Data lines:
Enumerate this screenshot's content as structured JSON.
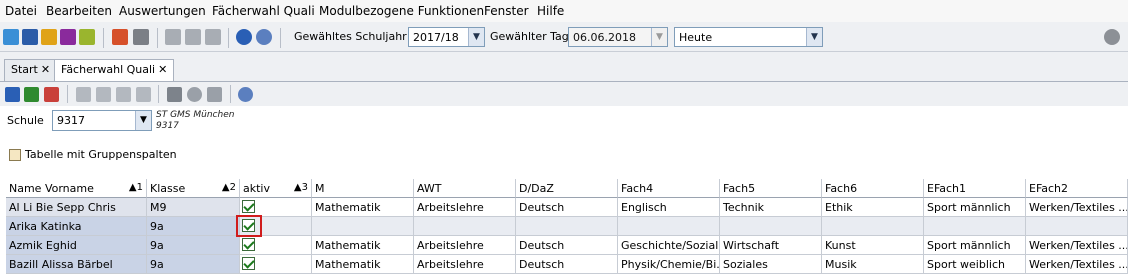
{
  "menu": [
    "Datei",
    "Bearbeiten",
    "Auswertungen",
    "Fächerwahl Quali",
    "Modulbezogene Funktionen",
    "Fenster",
    "Hilfe"
  ],
  "toolbar": {
    "schuljahr_label": "Gewähltes Schuljahr",
    "schuljahr_value": "2017/18",
    "tag_label": "Gewählter Tag",
    "tag_value": "06.06.2018",
    "heute_value": "Heute"
  },
  "tabs": [
    {
      "label": "Start",
      "active": false
    },
    {
      "label": "Fächerwahl Quali",
      "active": true
    }
  ],
  "schule": {
    "label": "Schule",
    "value": "9317",
    "name_line1": "ST GMS München",
    "name_line2": "9317"
  },
  "group_columns_label": "Tabelle mit Gruppenspalten",
  "grid": {
    "columns": [
      {
        "label": "Name Vorname",
        "sort": "1"
      },
      {
        "label": "Klasse",
        "sort": "2"
      },
      {
        "label": "aktiv",
        "sort": "3"
      },
      {
        "label": "M",
        "sort": ""
      },
      {
        "label": "AWT",
        "sort": ""
      },
      {
        "label": "D/DaZ",
        "sort": ""
      },
      {
        "label": "Fach4",
        "sort": ""
      },
      {
        "label": "Fach5",
        "sort": ""
      },
      {
        "label": "Fach6",
        "sort": ""
      },
      {
        "label": "EFach1",
        "sort": ""
      },
      {
        "label": "EFach2",
        "sort": ""
      }
    ],
    "rows": [
      {
        "name": "Al Li Bie Sepp Chris",
        "klasse": "M9",
        "aktiv": true,
        "m": "Mathematik",
        "awt": "Arbeitslehre",
        "d": "Deutsch",
        "f4": "Englisch",
        "f5": "Technik",
        "f6": "Ethik",
        "e1": "Sport männlich",
        "e2": "Werken/Textiles ..."
      },
      {
        "name": "Arika Katinka",
        "klasse": "9a",
        "aktiv": true,
        "m": "",
        "awt": "",
        "d": "",
        "f4": "",
        "f5": "",
        "f6": "",
        "e1": "",
        "e2": ""
      },
      {
        "name": "Azmik Eghid",
        "klasse": "9a",
        "aktiv": true,
        "m": "Mathematik",
        "awt": "Arbeitslehre",
        "d": "Deutsch",
        "f4": "Geschichte/Sozial...",
        "f5": "Wirtschaft",
        "f6": "Kunst",
        "e1": "Sport männlich",
        "e2": "Werken/Textiles ..."
      },
      {
        "name": "Bazill Alissa Bärbel",
        "klasse": "9a",
        "aktiv": true,
        "m": "Mathematik",
        "awt": "Arbeitslehre",
        "d": "Deutsch",
        "f4": "Physik/Chemie/Bi...",
        "f5": "Soziales",
        "f6": "Musik",
        "e1": "Sport weiblich",
        "e2": "Werken/Textiles ..."
      }
    ]
  }
}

Task directions:
Reproduce the material above in full and without alteration, but skip all pictures.

The completed task:
Enumerate this screenshot's content as structured JSON.
{
  "menu": [
    "Datei",
    "Bearbeiten",
    "Auswertungen",
    "Fächerwahl Quali",
    "Modulbezogene Funktionen",
    "Fenster",
    "Hilfe"
  ],
  "toolbar": {
    "schuljahr_label": "Gewähltes Schuljahr",
    "schuljahr_value": "2017/18",
    "tag_label": "Gewählter Tag",
    "tag_value": "06.06.2018",
    "heute_value": "Heute"
  },
  "tabs": [
    {
      "label": "Start",
      "active": false
    },
    {
      "label": "Fächerwahl Quali",
      "active": true
    }
  ],
  "schule": {
    "label": "Schule",
    "value": "9317",
    "name_line1": "ST GMS München",
    "name_line2": "9317"
  },
  "group_columns_label": "Tabelle mit Gruppenspalten",
  "grid": {
    "columns": [
      {
        "label": "Name Vorname",
        "sort": "1"
      },
      {
        "label": "Klasse",
        "sort": "2"
      },
      {
        "label": "aktiv",
        "sort": "3"
      },
      {
        "label": "M",
        "sort": ""
      },
      {
        "label": "AWT",
        "sort": ""
      },
      {
        "label": "D/DaZ",
        "sort": ""
      },
      {
        "label": "Fach4",
        "sort": ""
      },
      {
        "label": "Fach5",
        "sort": ""
      },
      {
        "label": "Fach6",
        "sort": ""
      },
      {
        "label": "EFach1",
        "sort": ""
      },
      {
        "label": "EFach2",
        "sort": ""
      }
    ],
    "rows": [
      {
        "name": "Al Li Bie Sepp Chris",
        "klasse": "M9",
        "aktiv": true,
        "m": "Mathematik",
        "awt": "Arbeitslehre",
        "d": "Deutsch",
        "f4": "Englisch",
        "f5": "Technik",
        "f6": "Ethik",
        "e1": "Sport männlich",
        "e2": "Werken/Textiles ..."
      },
      {
        "name": "Arika Katinka",
        "klasse": "9a",
        "aktiv": true,
        "m": "",
        "awt": "",
        "d": "",
        "f4": "",
        "f5": "",
        "f6": "",
        "e1": "",
        "e2": ""
      },
      {
        "name": "Azmik Eghid",
        "klasse": "9a",
        "aktiv": true,
        "m": "Mathematik",
        "awt": "Arbeitslehre",
        "d": "Deutsch",
        "f4": "Geschichte/Sozial...",
        "f5": "Wirtschaft",
        "f6": "Kunst",
        "e1": "Sport männlich",
        "e2": "Werken/Textiles ..."
      },
      {
        "name": "Bazill Alissa Bärbel",
        "klasse": "9a",
        "aktiv": true,
        "m": "Mathematik",
        "awt": "Arbeitslehre",
        "d": "Deutsch",
        "f4": "Physik/Chemie/Bi...",
        "f5": "Soziales",
        "f6": "Musik",
        "e1": "Sport weiblich",
        "e2": "Werken/Textiles ..."
      }
    ]
  }
}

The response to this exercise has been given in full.